--- What is asked ---
Locate the word "this" in the material, then show every line that holds it.

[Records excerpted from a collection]

'''

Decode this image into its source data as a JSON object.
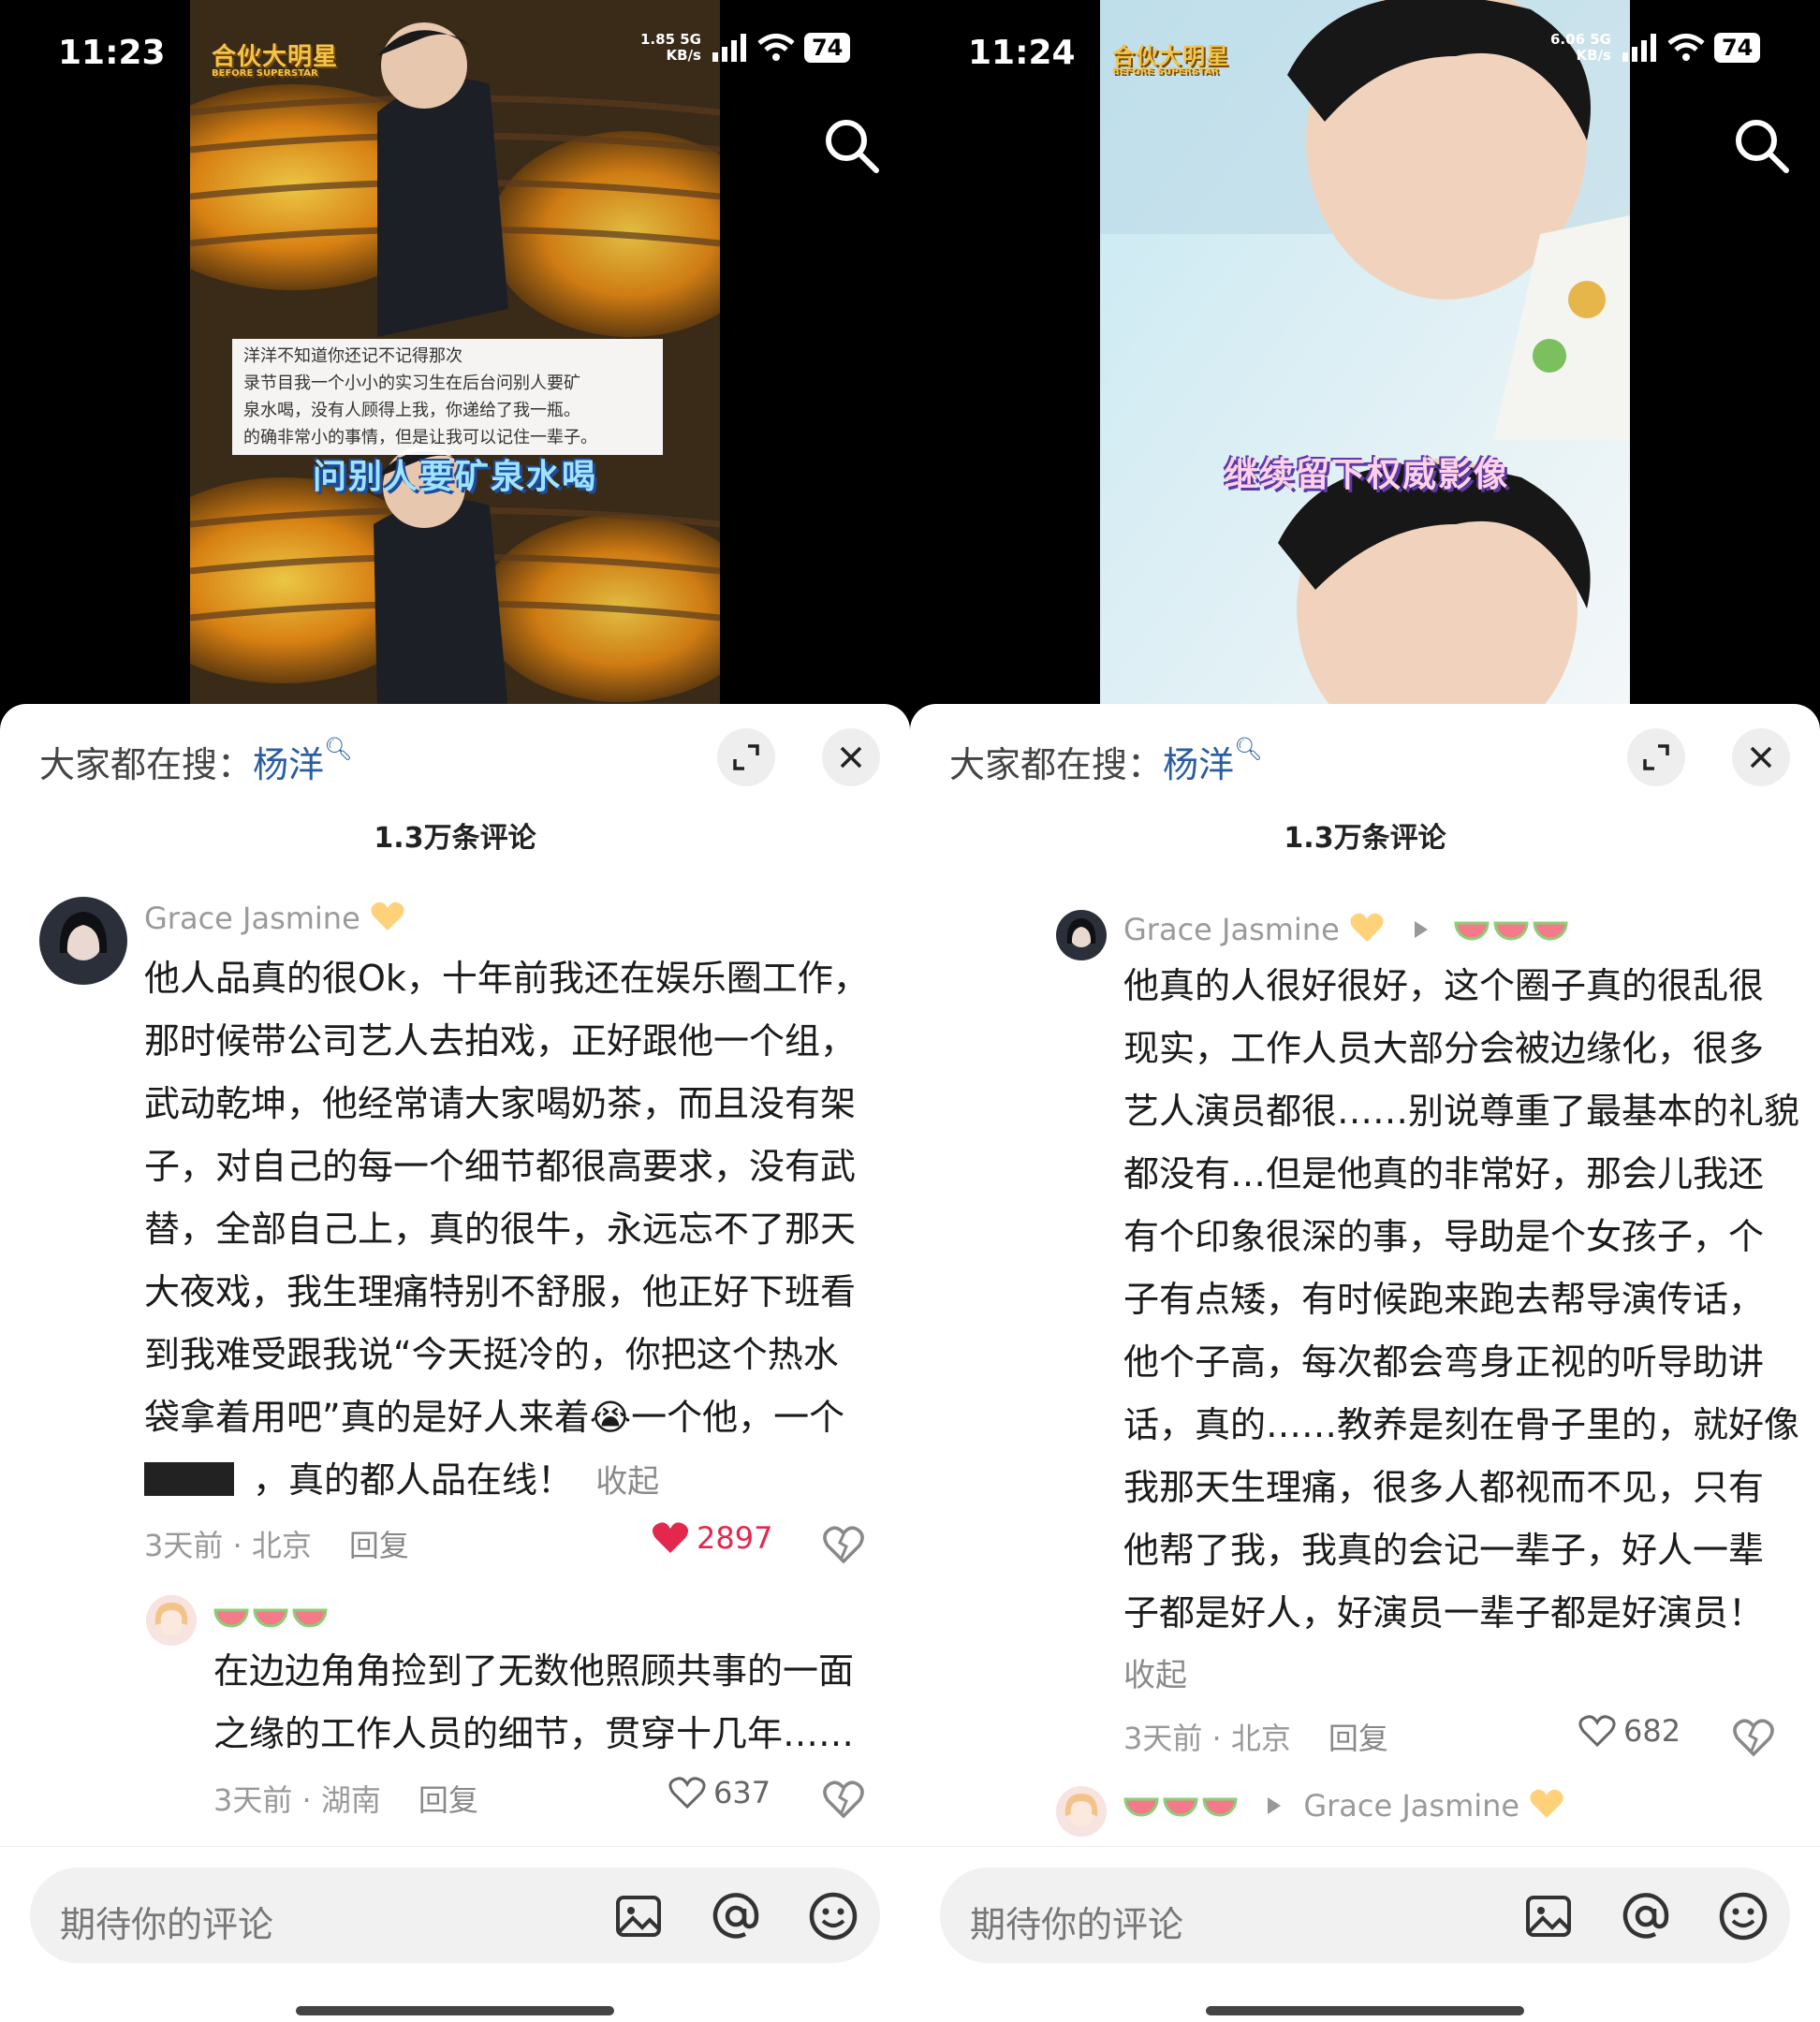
{
  "left": {
    "status": {
      "time": "11:23",
      "speed_top": "1.85 5G",
      "speed_unit": "KB/s",
      "battery": "74"
    },
    "video": {
      "logo": "合伙大明星",
      "logo_sub": "BEFORE SUPERSTAR",
      "caption_lines": [
        "洋洋不知道你还记不记得那次",
        "录节目我一个小小的实习生在后台问别人要矿",
        "泉水喝，没有人顾得上我，你递给了我一瓶。",
        "的确非常小的事情，但是让我可以记住一辈子。"
      ],
      "subtitle": "问别人要矿泉水喝"
    },
    "panel": {
      "trend_prefix": "大家都在搜：",
      "trend_keyword": "杨洋",
      "comment_count": "1.3万条评论",
      "comment": {
        "user": "Grace Jasmine",
        "lines": [
          "他人品真的很Ok，十年前我还在娱乐圈工作，",
          "那时候带公司艺人去拍戏，正好跟他一个组，",
          "武动乾坤，他经常请大家喝奶茶，而且没有架",
          "子，对自己的每一个细节都很高要求，没有武",
          "替，全部自己上，真的很牛，永远忘不了那天",
          "大夜戏，我生理痛特别不舒服，他正好下班看",
          "到我难受跟我说“今天挺冷的，你把这个热水",
          "袋拿着用吧”真的是好人来着😭一个他，一个"
        ],
        "last_line": "，真的都人品在线！",
        "fold": "收起",
        "time_loc": "3天前 · 北京",
        "reply": "回复",
        "likes": "2897"
      },
      "reply": {
        "lines": [
          "在边边角角捡到了无数他照顾共事的一面",
          "之缘的工作人员的细节，贯穿十几年……"
        ],
        "time_loc": "3天前 · 湖南",
        "reply": "回复",
        "likes": "637"
      },
      "input_placeholder": "期待你的评论"
    }
  },
  "right": {
    "status": {
      "time": "11:24",
      "speed_top": "6.06 5G",
      "speed_unit": "KB/s",
      "battery": "74"
    },
    "video": {
      "logo": "合伙大明星",
      "logo_sub": "BEFORE SUPERSTAR",
      "subtitle": "继续留下权威影像"
    },
    "panel": {
      "trend_prefix": "大家都在搜：",
      "trend_keyword": "杨洋",
      "comment_count": "1.3万条评论",
      "comment": {
        "user": "Grace Jasmine",
        "lines": [
          "他真的人很好很好，这个圈子真的很乱很",
          "现实，工作人员大部分会被边缘化，很多",
          "艺人演员都很……别说尊重了最基本的礼貌",
          "都没有…但是他真的非常好，那会儿我还",
          "有个印象很深的事，导助是个女孩子，个",
          "子有点矮，有时候跑来跑去帮导演传话，",
          "他个子高，每次都会弯身正视的听导助讲",
          "话，真的……教养是刻在骨子里的，就好像",
          "我那天生理痛，很多人都视而不见，只有",
          "他帮了我，我真的会记一辈子，好人一辈",
          "子都是好人，好演员一辈子都是好演员！"
        ],
        "fold": "收起",
        "time_loc": "3天前 · 北京",
        "reply": "回复",
        "likes": "682"
      },
      "next_reply_target": "Grace Jasmine",
      "input_placeholder": "期待你的评论"
    }
  }
}
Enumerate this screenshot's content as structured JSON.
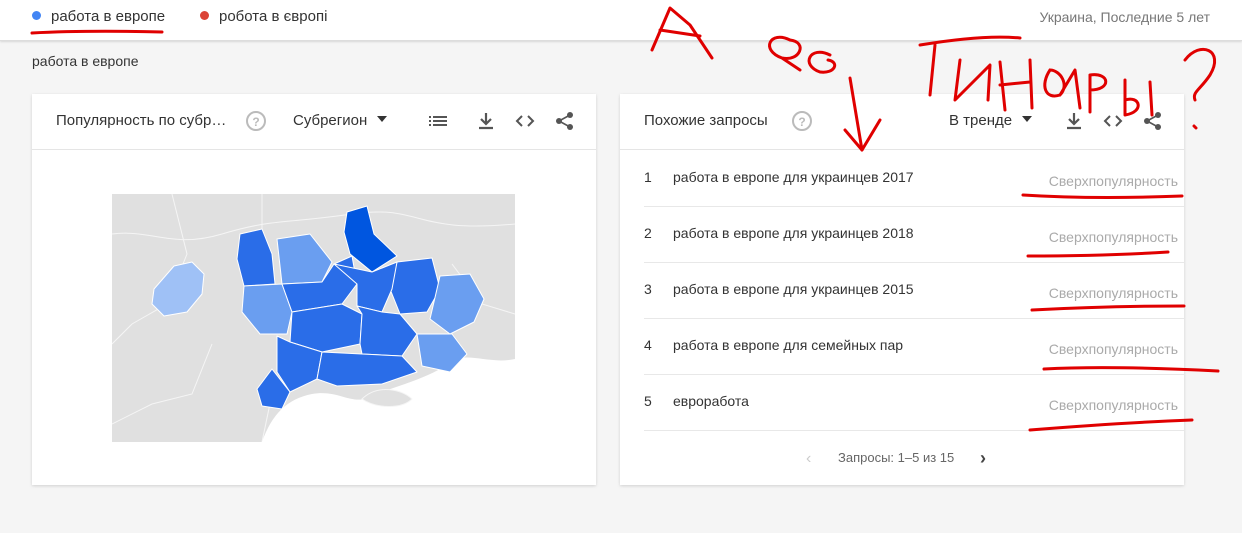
{
  "header": {
    "term1": {
      "label": "работа в европе",
      "color": "#4285f4"
    },
    "term2": {
      "label": "робота в європі",
      "color": "#db4437"
    },
    "region_period": "Украина, Последние 5 лет"
  },
  "subtitle": "работа в европе",
  "region_card": {
    "title": "Популярность по субр…",
    "help_icon": "help-circle-icon",
    "select_label": "Субрегион",
    "map_colors": {
      "high": "#0056e0",
      "mid": "#2a6de8",
      "low": "#6a9ef0",
      "lowest": "#9fc1f6",
      "empty": "#e0e0e0"
    }
  },
  "queries_card": {
    "title": "Похожие запросы",
    "select_label": "В тренде",
    "rows": [
      {
        "rank": "1",
        "query": "работа в европе для украинцев 2017",
        "value": "Сверхпопулярность"
      },
      {
        "rank": "2",
        "query": "работа в европе для украинцев 2018",
        "value": "Сверхпопулярность"
      },
      {
        "rank": "3",
        "query": "работа в европе для украинцев 2015",
        "value": "Сверхпопулярность"
      },
      {
        "rank": "4",
        "query": "работа в европе для семейных пар",
        "value": "Сверхпопулярность"
      },
      {
        "rank": "5",
        "query": "евроработа",
        "value": "Сверхпопулярность"
      }
    ],
    "pager_text": "Запросы: 1–5 из 15"
  },
  "annotation": {
    "color": "#e00000"
  }
}
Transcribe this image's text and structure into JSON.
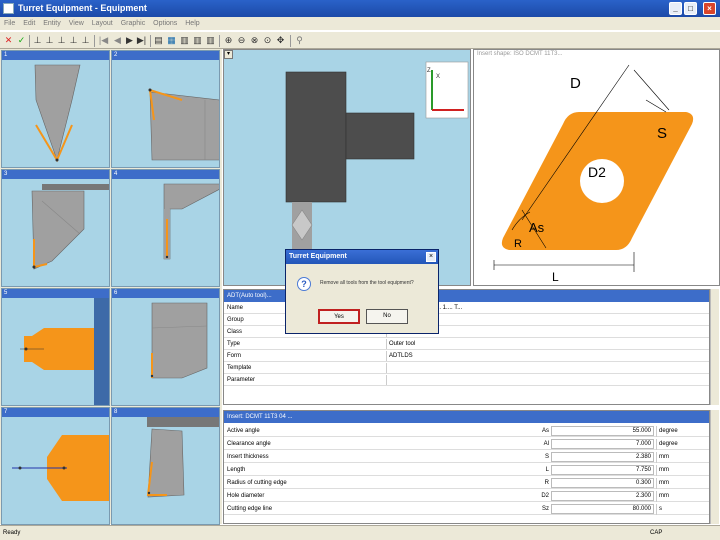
{
  "window": {
    "title": "Turret Equipment - Equipment",
    "minimize": "_",
    "maximize": "□",
    "close": "×"
  },
  "menu": [
    "File",
    "Edit",
    "Entity",
    "View",
    "Layout",
    "Graphic",
    "Options",
    "Help"
  ],
  "toolbar_icons": [
    "delete-icon",
    "check-icon",
    "tool1-icon",
    "tool2-icon",
    "tool3-icon",
    "tool4-icon",
    "tool5-icon",
    "first-icon",
    "prev-icon",
    "next-icon",
    "last-icon",
    "list-icon",
    "grid-icon",
    "tile1-icon",
    "tile2-icon",
    "tile3-icon",
    "zoom-in-icon",
    "zoom-out-icon",
    "zoom-fit-icon",
    "zoom-window-icon",
    "pan-icon",
    "info-icon"
  ],
  "tiles": [
    {
      "num": "1"
    },
    {
      "num": "2"
    },
    {
      "num": "3"
    },
    {
      "num": "4"
    },
    {
      "num": "5"
    },
    {
      "num": "6"
    },
    {
      "num": "7"
    },
    {
      "num": "8"
    }
  ],
  "preview": {
    "dropdown": "▾",
    "axis_x": "X",
    "axis_z": "Z"
  },
  "insert_image": {
    "header": "Insert shape: ISO DCMT 11T3...",
    "labels": {
      "D": "D",
      "S": "S",
      "D2": "D2",
      "As": "As",
      "R": "R",
      "L": "L"
    },
    "colors": {
      "insert": "#f5951a",
      "line": "#000000"
    }
  },
  "tool_props": {
    "header": "ADT(Auto tool)...",
    "rows": [
      {
        "label": "Name",
        "value": "ADTLDSR 0... E3... 1.... T..."
      },
      {
        "label": "Group",
        "value": ""
      },
      {
        "label": "Class",
        "value": ""
      },
      {
        "label": "Type",
        "value": "Outer tool"
      },
      {
        "label": "Form",
        "value": "ADTLDS"
      },
      {
        "label": "Template",
        "value": ""
      },
      {
        "label": "Parameter",
        "value": ""
      }
    ]
  },
  "insert_props": {
    "header": "Insert: DCMT 11T3 04 ...",
    "rows": [
      {
        "label": "Active angle",
        "sym": "As",
        "num": "55.000",
        "unit": "degree"
      },
      {
        "label": "Clearance angle",
        "sym": "Al",
        "num": "7.000",
        "unit": "degree"
      },
      {
        "label": "Insert thickness",
        "sym": "S",
        "num": "2.380",
        "unit": "mm"
      },
      {
        "label": "Length",
        "sym": "L",
        "num": "7.750",
        "unit": "mm"
      },
      {
        "label": "Radius of cutting edge",
        "sym": "R",
        "num": "0.300",
        "unit": "mm"
      },
      {
        "label": "Hole diameter",
        "sym": "D2",
        "num": "2.300",
        "unit": "mm"
      },
      {
        "label": "Cutting edge line",
        "sym": "Sz",
        "num": "80.000",
        "unit": "s"
      }
    ]
  },
  "dialog": {
    "title": "Turret Equipment",
    "message": "Remove all tools from the tool equipment?",
    "yes": "Yes",
    "no": "No",
    "close": "×",
    "icon": "?"
  },
  "status": {
    "left": "Ready",
    "right": "CAP"
  }
}
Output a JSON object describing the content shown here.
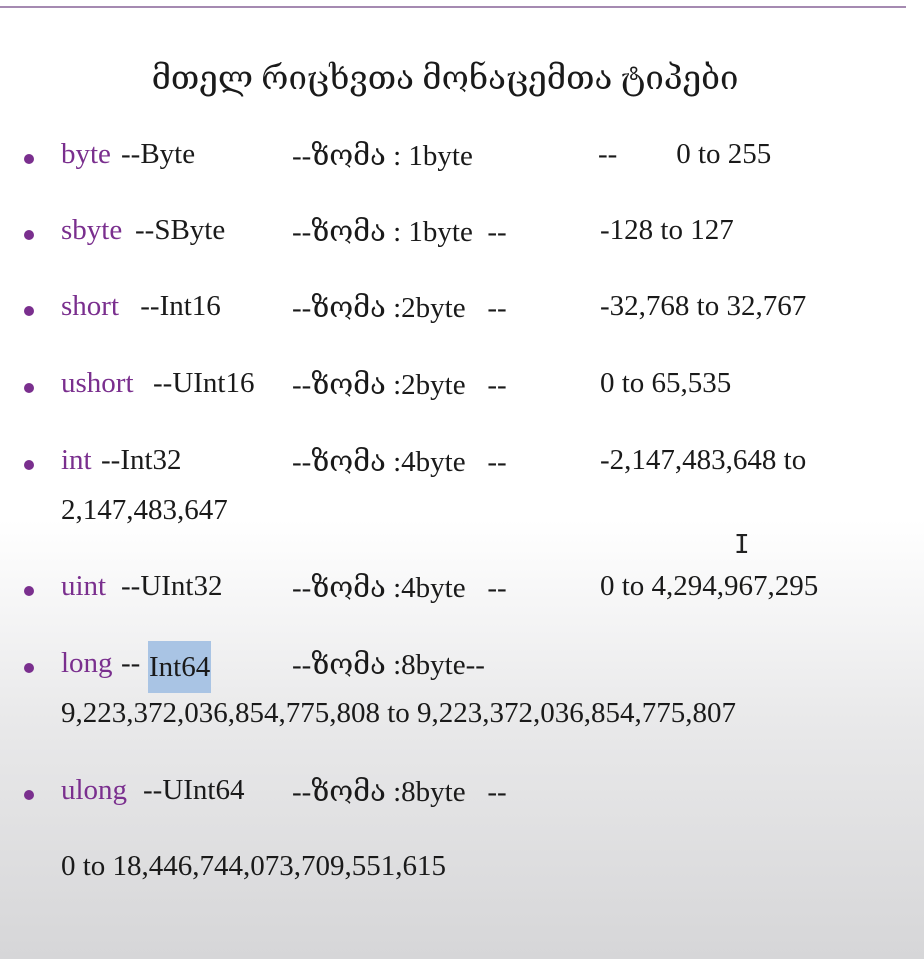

'''

--- Answer below ---
Decode this image into its source data as a JSON object.
Enumerate this screenshot's content as structured JSON.
Transcribe this image's text and structure into JSON.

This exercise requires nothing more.